Pictures stay out; everything else in the records below is copied exactly.

──────── Data for this exercise

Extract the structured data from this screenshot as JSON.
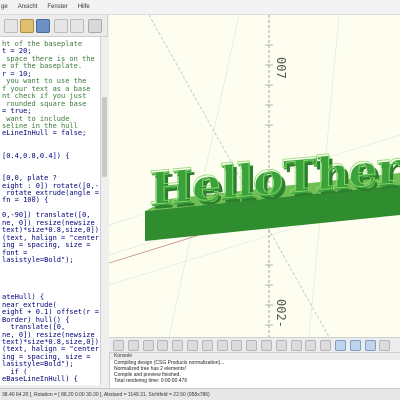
{
  "menu": [
    "ge",
    "Ansicht",
    "Fenster",
    "Hilfe"
  ],
  "editor": {
    "lines": [
      {
        "t": "ht of the baseplate",
        "c": "comment"
      },
      {
        "t": "t = 20;",
        "c": "code"
      },
      {
        "t": " space there is on the",
        "c": "comment"
      },
      {
        "t": "e of the baseplate.",
        "c": "comment"
      },
      {
        "t": "r = 10;",
        "c": "code"
      },
      {
        "t": " you want to use the",
        "c": "comment"
      },
      {
        "t": "f your text as a base",
        "c": "comment"
      },
      {
        "t": "nt check if you just",
        "c": "comment"
      },
      {
        "t": " rounded square base",
        "c": "comment"
      },
      {
        "t": "= true;",
        "c": "code"
      },
      {
        "t": " want to include",
        "c": "comment"
      },
      {
        "t": "seline in the hull",
        "c": "comment"
      },
      {
        "t": "eLineInHull = false;",
        "c": "code"
      },
      {
        "t": "",
        "c": "code"
      },
      {
        "t": "",
        "c": "code"
      },
      {
        "t": "[0.4,0.8,0.4]) {",
        "c": "code"
      },
      {
        "t": "",
        "c": "code"
      },
      {
        "t": "",
        "c": "code"
      },
      {
        "t": "[0,0, plate ?",
        "c": "code"
      },
      {
        "t": "eight : 0]) rotate([0,-",
        "c": "code"
      },
      {
        "t": " rotate_extrude(angle =",
        "c": "code"
      },
      {
        "t": "fn = 100) {",
        "c": "code"
      },
      {
        "t": "",
        "c": "code"
      },
      {
        "t": "0,-90]) translate([0,",
        "c": "code"
      },
      {
        "t": "ne, 0]) resize(newsize",
        "c": "code"
      },
      {
        "t": "text)*size*0.8,size,0])",
        "c": "code"
      },
      {
        "t": "(text, halign = \"center\"",
        "c": "code"
      },
      {
        "t": "ing = spacing, size =",
        "c": "code"
      },
      {
        "t": "font =",
        "c": "code"
      },
      {
        "t": "lasistyle=Bold\");",
        "c": "code"
      },
      {
        "t": "",
        "c": "code"
      },
      {
        "t": "",
        "c": "code"
      },
      {
        "t": "",
        "c": "code"
      },
      {
        "t": "",
        "c": "code"
      },
      {
        "t": "ateHull) {",
        "c": "code"
      },
      {
        "t": "near_extrude(",
        "c": "code"
      },
      {
        "t": "eight + 0.1) offset(r =",
        "c": "code"
      },
      {
        "t": "Border) hull() {",
        "c": "code"
      },
      {
        "t": "  translate([0,",
        "c": "code"
      },
      {
        "t": "ne, 0]) resize(newsize",
        "c": "code"
      },
      {
        "t": "text)*size*0.8,size,0])",
        "c": "code"
      },
      {
        "t": "(text, halign = \"center\"",
        "c": "code"
      },
      {
        "t": "ing = spacing, size =",
        "c": "code"
      },
      {
        "t": "lasistyle=Bold\");",
        "c": "code"
      },
      {
        "t": "  if (",
        "c": "code"
      },
      {
        "t": "eBaseLineInHull) {",
        "c": "code"
      }
    ]
  },
  "viewport": {
    "model_text": "HelloThere",
    "axis_labels": [
      "007",
      "002-"
    ],
    "colors": {
      "model_face": "#39a33a",
      "model_top": "#7fcf64",
      "model_dark": "#2c7f2c",
      "background": "#fdfdf0"
    }
  },
  "console": {
    "title": "Konsole",
    "lines": [
      "Compiling design (CSG Products normalization)...",
      "Normalized tree has 2 elements!",
      "Compile and preview finished.",
      "Total rendering time: 0:00:00.476"
    ]
  },
  "statusbar": {
    "text": "38.40 64.20 ], Rotation = [ 88.20 0.00 30.30 ], Abstand = 1149.31, Sichtfeld = 22.50 (958x786)"
  }
}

────────────────

• _The answer_:
Extract the structured data from this screenshot as JSON.
{
  "menu": [
    "ge",
    "Ansicht",
    "Fenster",
    "Hilfe"
  ],
  "editor": {
    "lines": [
      {
        "t": "ht of the baseplate",
        "c": "comment"
      },
      {
        "t": "t = 20;",
        "c": "code"
      },
      {
        "t": " space there is on the",
        "c": "comment"
      },
      {
        "t": "e of the baseplate.",
        "c": "comment"
      },
      {
        "t": "r = 10;",
        "c": "code"
      },
      {
        "t": " you want to use the",
        "c": "comment"
      },
      {
        "t": "f your text as a base",
        "c": "comment"
      },
      {
        "t": "nt check if you just",
        "c": "comment"
      },
      {
        "t": " rounded square base",
        "c": "comment"
      },
      {
        "t": "= true;",
        "c": "code"
      },
      {
        "t": " want to include",
        "c": "comment"
      },
      {
        "t": "seline in the hull",
        "c": "comment"
      },
      {
        "t": "eLineInHull = false;",
        "c": "code"
      },
      {
        "t": "",
        "c": "code"
      },
      {
        "t": "",
        "c": "code"
      },
      {
        "t": "[0.4,0.8,0.4]) {",
        "c": "code"
      },
      {
        "t": "",
        "c": "code"
      },
      {
        "t": "",
        "c": "code"
      },
      {
        "t": "[0,0, plate ?",
        "c": "code"
      },
      {
        "t": "eight : 0]) rotate([0,-",
        "c": "code"
      },
      {
        "t": " rotate_extrude(angle =",
        "c": "code"
      },
      {
        "t": "fn = 100) {",
        "c": "code"
      },
      {
        "t": "",
        "c": "code"
      },
      {
        "t": "0,-90]) translate([0,",
        "c": "code"
      },
      {
        "t": "ne, 0]) resize(newsize",
        "c": "code"
      },
      {
        "t": "text)*size*0.8,size,0])",
        "c": "code"
      },
      {
        "t": "(text, halign = \"center\"",
        "c": "code"
      },
      {
        "t": "ing = spacing, size =",
        "c": "code"
      },
      {
        "t": "font =",
        "c": "code"
      },
      {
        "t": "lasistyle=Bold\");",
        "c": "code"
      },
      {
        "t": "",
        "c": "code"
      },
      {
        "t": "",
        "c": "code"
      },
      {
        "t": "",
        "c": "code"
      },
      {
        "t": "",
        "c": "code"
      },
      {
        "t": "ateHull) {",
        "c": "code"
      },
      {
        "t": "near_extrude(",
        "c": "code"
      },
      {
        "t": "eight + 0.1) offset(r =",
        "c": "code"
      },
      {
        "t": "Border) hull() {",
        "c": "code"
      },
      {
        "t": "  translate([0,",
        "c": "code"
      },
      {
        "t": "ne, 0]) resize(newsize",
        "c": "code"
      },
      {
        "t": "text)*size*0.8,size,0])",
        "c": "code"
      },
      {
        "t": "(text, halign = \"center\"",
        "c": "code"
      },
      {
        "t": "ing = spacing, size =",
        "c": "code"
      },
      {
        "t": "lasistyle=Bold\");",
        "c": "code"
      },
      {
        "t": "  if (",
        "c": "code"
      },
      {
        "t": "eBaseLineInHull) {",
        "c": "code"
      }
    ]
  },
  "viewport": {
    "model_text": "HelloThere",
    "axis_labels": [
      "007",
      "002-"
    ],
    "colors": {
      "model_face": "#39a33a",
      "model_top": "#7fcf64",
      "model_dark": "#2c7f2c",
      "background": "#fdfdf0"
    }
  },
  "console": {
    "title": "Konsole",
    "lines": [
      "Compiling design (CSG Products normalization)...",
      "Normalized tree has 2 elements!",
      "Compile and preview finished.",
      "Total rendering time: 0:00:00.476"
    ]
  },
  "statusbar": {
    "text": "38.40 64.20 ], Rotation = [ 88.20 0.00 30.30 ], Abstand = 1149.31, Sichtfeld = 22.50 (958x786)"
  }
}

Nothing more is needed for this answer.